■ **Exercise instructions**
Every line that holds "image" should be shown.
## Begin Material for this exercise
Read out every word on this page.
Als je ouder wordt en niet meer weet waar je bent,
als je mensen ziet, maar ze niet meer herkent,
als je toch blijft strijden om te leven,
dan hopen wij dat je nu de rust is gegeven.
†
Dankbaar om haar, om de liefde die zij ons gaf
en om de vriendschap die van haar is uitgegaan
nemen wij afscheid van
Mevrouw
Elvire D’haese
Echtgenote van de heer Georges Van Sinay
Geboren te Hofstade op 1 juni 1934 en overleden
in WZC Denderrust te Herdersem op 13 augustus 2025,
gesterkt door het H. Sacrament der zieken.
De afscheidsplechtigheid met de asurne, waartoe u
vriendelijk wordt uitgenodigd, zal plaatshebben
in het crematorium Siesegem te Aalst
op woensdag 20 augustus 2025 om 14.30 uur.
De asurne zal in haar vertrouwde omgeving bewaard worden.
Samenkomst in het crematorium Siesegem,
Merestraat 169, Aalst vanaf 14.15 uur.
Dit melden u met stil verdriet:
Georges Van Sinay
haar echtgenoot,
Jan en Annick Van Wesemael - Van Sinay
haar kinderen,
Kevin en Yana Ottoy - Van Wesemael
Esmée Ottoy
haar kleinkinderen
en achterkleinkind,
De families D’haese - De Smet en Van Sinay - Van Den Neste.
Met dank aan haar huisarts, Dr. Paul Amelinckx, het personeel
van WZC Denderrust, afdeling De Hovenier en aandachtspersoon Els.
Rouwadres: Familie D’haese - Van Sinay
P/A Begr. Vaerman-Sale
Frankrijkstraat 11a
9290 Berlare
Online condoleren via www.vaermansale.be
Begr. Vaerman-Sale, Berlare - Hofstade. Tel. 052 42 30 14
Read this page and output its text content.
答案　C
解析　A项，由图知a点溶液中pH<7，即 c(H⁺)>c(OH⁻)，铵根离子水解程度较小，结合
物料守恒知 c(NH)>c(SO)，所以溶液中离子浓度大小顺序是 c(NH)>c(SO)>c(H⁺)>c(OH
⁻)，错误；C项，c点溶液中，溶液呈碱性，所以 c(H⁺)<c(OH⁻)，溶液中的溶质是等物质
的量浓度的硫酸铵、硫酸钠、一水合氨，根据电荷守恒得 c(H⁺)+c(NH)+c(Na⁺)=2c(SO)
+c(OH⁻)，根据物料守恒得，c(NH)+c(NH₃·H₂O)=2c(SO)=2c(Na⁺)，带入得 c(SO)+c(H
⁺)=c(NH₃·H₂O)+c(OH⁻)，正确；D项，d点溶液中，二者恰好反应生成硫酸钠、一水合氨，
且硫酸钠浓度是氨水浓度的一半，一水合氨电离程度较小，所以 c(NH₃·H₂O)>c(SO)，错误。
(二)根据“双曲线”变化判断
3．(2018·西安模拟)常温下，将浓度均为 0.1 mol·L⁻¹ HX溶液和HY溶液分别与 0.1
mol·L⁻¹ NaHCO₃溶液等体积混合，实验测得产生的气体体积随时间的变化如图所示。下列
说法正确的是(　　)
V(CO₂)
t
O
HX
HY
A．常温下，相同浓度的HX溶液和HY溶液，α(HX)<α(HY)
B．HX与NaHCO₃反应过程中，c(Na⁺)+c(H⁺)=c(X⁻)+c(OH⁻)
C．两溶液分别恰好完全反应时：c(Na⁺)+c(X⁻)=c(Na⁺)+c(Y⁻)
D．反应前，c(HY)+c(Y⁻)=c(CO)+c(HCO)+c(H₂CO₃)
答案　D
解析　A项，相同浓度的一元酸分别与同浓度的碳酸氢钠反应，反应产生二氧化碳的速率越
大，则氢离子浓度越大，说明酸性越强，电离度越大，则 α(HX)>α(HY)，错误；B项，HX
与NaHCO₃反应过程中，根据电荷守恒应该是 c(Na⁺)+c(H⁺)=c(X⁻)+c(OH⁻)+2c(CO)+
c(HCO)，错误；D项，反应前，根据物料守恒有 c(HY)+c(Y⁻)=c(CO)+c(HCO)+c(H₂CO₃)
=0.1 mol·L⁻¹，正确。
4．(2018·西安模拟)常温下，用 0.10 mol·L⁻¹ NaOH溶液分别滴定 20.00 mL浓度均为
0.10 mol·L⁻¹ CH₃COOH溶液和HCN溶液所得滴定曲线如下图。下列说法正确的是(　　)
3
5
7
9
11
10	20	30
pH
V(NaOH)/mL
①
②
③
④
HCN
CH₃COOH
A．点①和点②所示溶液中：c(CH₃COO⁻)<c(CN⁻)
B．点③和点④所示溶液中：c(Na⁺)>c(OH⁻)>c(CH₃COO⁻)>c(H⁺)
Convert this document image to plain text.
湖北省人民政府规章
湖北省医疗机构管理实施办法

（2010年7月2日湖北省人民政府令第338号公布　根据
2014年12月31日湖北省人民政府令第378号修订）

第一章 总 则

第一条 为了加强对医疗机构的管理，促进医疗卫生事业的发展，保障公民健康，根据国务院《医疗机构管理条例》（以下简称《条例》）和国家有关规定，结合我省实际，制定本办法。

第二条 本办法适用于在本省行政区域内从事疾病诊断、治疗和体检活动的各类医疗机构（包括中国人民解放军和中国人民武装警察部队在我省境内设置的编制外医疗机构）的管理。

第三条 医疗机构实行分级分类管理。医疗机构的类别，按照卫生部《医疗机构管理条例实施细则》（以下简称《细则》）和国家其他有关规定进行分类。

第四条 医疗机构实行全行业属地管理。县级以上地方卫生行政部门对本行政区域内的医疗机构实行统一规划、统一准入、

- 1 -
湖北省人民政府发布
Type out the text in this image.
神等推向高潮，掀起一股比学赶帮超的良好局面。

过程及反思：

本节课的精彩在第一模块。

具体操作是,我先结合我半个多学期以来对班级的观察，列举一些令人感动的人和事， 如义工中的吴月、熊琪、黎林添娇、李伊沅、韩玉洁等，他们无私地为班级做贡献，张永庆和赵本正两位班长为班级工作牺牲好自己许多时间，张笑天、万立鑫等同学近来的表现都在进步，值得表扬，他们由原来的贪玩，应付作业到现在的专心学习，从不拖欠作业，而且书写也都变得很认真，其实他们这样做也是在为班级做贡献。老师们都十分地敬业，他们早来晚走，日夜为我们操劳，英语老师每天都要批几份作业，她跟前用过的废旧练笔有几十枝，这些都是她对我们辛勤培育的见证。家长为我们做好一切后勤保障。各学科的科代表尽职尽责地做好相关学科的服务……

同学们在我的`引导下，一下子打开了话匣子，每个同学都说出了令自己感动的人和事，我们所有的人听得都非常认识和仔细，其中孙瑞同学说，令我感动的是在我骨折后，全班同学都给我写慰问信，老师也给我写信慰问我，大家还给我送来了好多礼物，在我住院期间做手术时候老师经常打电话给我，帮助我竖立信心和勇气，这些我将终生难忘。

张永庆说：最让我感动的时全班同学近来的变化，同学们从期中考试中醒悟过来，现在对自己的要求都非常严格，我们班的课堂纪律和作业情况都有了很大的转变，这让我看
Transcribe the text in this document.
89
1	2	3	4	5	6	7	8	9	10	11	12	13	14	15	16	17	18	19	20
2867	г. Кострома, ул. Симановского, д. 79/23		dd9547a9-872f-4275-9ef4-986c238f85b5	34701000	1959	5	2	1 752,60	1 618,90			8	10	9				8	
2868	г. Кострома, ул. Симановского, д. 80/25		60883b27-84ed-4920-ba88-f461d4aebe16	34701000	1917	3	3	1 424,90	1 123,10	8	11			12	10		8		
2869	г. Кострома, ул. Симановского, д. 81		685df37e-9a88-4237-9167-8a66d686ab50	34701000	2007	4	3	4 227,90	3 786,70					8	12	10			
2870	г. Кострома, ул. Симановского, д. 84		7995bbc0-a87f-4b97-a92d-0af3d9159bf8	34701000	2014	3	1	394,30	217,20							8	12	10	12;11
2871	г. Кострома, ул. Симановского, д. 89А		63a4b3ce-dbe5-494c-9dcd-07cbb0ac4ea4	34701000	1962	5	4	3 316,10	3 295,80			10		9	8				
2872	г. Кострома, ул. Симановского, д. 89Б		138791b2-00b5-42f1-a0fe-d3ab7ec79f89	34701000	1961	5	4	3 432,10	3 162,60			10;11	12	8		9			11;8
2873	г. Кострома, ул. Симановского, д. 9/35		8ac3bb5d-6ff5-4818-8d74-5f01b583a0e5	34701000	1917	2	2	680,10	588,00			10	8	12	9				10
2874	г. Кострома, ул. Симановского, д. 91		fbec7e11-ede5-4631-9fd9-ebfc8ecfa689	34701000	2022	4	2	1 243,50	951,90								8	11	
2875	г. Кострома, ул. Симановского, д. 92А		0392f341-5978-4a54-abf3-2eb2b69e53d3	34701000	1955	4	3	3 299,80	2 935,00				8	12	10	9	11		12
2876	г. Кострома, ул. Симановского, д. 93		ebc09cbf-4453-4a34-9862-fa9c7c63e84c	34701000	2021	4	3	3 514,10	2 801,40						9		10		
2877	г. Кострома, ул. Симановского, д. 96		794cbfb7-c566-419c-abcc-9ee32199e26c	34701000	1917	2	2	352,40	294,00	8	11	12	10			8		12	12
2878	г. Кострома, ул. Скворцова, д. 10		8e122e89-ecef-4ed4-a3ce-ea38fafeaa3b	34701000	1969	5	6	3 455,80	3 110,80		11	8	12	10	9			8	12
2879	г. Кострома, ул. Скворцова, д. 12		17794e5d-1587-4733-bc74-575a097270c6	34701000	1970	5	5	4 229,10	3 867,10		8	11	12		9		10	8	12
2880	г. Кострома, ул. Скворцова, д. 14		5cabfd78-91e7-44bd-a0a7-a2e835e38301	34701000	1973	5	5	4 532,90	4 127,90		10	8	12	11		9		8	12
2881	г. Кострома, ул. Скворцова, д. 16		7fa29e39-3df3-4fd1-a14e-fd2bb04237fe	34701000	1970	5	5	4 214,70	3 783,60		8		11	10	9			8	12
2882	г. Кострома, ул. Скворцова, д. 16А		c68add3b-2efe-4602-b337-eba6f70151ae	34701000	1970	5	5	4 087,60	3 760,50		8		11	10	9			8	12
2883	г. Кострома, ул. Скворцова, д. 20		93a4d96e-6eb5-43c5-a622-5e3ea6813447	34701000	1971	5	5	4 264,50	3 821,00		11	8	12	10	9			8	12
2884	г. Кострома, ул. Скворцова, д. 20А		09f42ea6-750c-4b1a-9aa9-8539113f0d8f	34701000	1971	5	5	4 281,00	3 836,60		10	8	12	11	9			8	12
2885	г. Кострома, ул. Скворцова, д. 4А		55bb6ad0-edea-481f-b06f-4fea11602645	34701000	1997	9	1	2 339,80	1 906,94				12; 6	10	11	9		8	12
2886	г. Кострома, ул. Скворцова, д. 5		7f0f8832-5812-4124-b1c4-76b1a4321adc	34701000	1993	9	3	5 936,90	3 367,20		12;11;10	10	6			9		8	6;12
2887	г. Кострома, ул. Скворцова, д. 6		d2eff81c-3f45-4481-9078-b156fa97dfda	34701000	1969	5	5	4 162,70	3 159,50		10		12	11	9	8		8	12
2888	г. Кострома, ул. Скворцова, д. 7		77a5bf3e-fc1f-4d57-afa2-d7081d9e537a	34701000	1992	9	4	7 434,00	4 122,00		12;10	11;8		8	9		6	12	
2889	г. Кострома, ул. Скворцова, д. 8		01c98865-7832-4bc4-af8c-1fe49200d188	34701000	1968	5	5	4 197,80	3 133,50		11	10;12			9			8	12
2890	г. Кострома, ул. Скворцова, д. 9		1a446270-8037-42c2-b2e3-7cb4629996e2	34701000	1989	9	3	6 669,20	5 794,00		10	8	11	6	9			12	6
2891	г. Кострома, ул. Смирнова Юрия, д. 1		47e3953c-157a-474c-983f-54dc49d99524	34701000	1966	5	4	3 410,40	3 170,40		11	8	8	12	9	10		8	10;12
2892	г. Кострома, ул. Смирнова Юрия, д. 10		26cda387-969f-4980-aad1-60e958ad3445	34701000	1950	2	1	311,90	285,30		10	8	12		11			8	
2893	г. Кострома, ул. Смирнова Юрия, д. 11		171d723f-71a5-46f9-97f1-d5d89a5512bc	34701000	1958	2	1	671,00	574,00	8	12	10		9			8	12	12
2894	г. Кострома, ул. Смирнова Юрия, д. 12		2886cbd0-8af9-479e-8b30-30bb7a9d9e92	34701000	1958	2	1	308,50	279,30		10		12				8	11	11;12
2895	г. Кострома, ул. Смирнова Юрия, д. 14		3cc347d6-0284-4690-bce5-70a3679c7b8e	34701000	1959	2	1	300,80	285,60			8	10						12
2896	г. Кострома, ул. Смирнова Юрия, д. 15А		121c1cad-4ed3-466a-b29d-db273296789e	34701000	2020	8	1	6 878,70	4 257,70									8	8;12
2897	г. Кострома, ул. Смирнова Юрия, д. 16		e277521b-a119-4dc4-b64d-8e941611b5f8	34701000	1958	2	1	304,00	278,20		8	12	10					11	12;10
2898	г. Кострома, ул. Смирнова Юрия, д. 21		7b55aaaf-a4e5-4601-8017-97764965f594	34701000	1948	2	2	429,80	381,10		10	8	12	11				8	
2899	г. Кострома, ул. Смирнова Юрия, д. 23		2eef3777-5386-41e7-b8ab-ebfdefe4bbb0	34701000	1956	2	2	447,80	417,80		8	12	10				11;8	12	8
## End Material for this exercise
■ **Problem solution**
Convert this document image to plain text.
Type out the text in this image.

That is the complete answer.